◆ Provided data ◆
::::::::::

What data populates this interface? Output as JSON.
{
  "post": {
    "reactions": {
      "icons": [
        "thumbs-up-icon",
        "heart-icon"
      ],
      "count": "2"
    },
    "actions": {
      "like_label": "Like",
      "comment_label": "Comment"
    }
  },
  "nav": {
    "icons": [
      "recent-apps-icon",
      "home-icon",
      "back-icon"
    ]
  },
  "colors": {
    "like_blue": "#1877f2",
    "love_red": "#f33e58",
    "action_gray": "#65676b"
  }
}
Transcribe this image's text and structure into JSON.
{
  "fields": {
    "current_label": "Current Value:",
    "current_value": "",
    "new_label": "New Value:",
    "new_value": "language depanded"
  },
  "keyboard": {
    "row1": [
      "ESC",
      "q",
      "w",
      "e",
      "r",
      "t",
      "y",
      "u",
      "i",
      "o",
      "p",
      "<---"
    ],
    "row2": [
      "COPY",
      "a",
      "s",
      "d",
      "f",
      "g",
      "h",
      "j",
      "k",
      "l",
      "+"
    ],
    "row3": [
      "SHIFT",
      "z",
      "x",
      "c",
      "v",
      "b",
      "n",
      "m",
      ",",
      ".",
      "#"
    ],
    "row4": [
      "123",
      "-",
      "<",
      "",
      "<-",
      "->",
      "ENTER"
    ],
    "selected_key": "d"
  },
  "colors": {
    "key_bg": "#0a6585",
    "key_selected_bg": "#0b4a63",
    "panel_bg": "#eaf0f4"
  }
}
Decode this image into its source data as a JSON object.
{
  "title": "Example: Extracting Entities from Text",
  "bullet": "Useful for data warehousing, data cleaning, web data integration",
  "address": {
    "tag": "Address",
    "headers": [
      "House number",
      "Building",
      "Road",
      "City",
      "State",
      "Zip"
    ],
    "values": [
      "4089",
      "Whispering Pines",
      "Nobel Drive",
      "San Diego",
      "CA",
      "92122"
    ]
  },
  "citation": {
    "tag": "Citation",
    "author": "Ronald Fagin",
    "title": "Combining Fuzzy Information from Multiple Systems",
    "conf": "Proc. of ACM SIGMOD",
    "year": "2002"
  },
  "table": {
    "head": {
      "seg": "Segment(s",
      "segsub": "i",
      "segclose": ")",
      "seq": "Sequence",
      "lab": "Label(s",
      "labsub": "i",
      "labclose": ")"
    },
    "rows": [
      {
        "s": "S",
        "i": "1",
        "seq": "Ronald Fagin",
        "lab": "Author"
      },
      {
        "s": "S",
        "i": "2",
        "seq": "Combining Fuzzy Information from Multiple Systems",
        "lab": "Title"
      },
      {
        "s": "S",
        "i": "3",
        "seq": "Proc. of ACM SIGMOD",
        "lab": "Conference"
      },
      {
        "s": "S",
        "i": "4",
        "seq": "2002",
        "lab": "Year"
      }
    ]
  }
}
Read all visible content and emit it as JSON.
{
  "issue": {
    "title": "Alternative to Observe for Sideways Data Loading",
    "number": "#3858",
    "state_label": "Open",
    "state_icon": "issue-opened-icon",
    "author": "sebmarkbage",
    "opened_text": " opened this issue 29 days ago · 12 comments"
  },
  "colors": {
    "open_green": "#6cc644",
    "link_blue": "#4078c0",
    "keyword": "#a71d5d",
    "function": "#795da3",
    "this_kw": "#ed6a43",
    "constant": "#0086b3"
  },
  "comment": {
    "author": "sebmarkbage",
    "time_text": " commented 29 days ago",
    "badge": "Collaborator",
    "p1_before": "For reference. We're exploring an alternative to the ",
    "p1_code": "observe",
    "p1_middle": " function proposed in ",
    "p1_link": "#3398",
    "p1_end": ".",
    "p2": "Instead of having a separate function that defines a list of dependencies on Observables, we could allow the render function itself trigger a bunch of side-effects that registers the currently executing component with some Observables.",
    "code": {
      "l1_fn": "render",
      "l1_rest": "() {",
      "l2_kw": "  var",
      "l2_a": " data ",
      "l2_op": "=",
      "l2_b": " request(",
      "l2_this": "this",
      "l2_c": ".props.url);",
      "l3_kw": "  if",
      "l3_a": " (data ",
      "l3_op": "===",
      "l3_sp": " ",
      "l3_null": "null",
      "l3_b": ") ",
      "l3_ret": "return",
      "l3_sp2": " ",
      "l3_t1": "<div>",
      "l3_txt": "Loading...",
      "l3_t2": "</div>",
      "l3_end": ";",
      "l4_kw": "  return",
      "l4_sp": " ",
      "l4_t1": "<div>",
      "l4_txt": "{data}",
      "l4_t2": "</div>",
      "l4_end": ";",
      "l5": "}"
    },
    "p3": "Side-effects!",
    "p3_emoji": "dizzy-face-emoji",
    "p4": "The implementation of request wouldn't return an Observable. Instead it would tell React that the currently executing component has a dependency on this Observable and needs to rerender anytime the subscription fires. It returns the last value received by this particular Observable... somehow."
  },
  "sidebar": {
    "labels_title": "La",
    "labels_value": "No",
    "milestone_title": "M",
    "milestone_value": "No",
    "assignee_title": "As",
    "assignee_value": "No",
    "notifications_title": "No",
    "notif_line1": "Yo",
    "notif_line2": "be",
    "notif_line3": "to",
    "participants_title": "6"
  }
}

::::::::::

◆ Given instruction ◆
Which lines include the word "Combining"? Copy every one of them.

◆ Task response ◆
    "title": "Combining Fuzzy Information from Multiple Systems",
        "seq": "Combining Fuzzy Information from Multiple Systems",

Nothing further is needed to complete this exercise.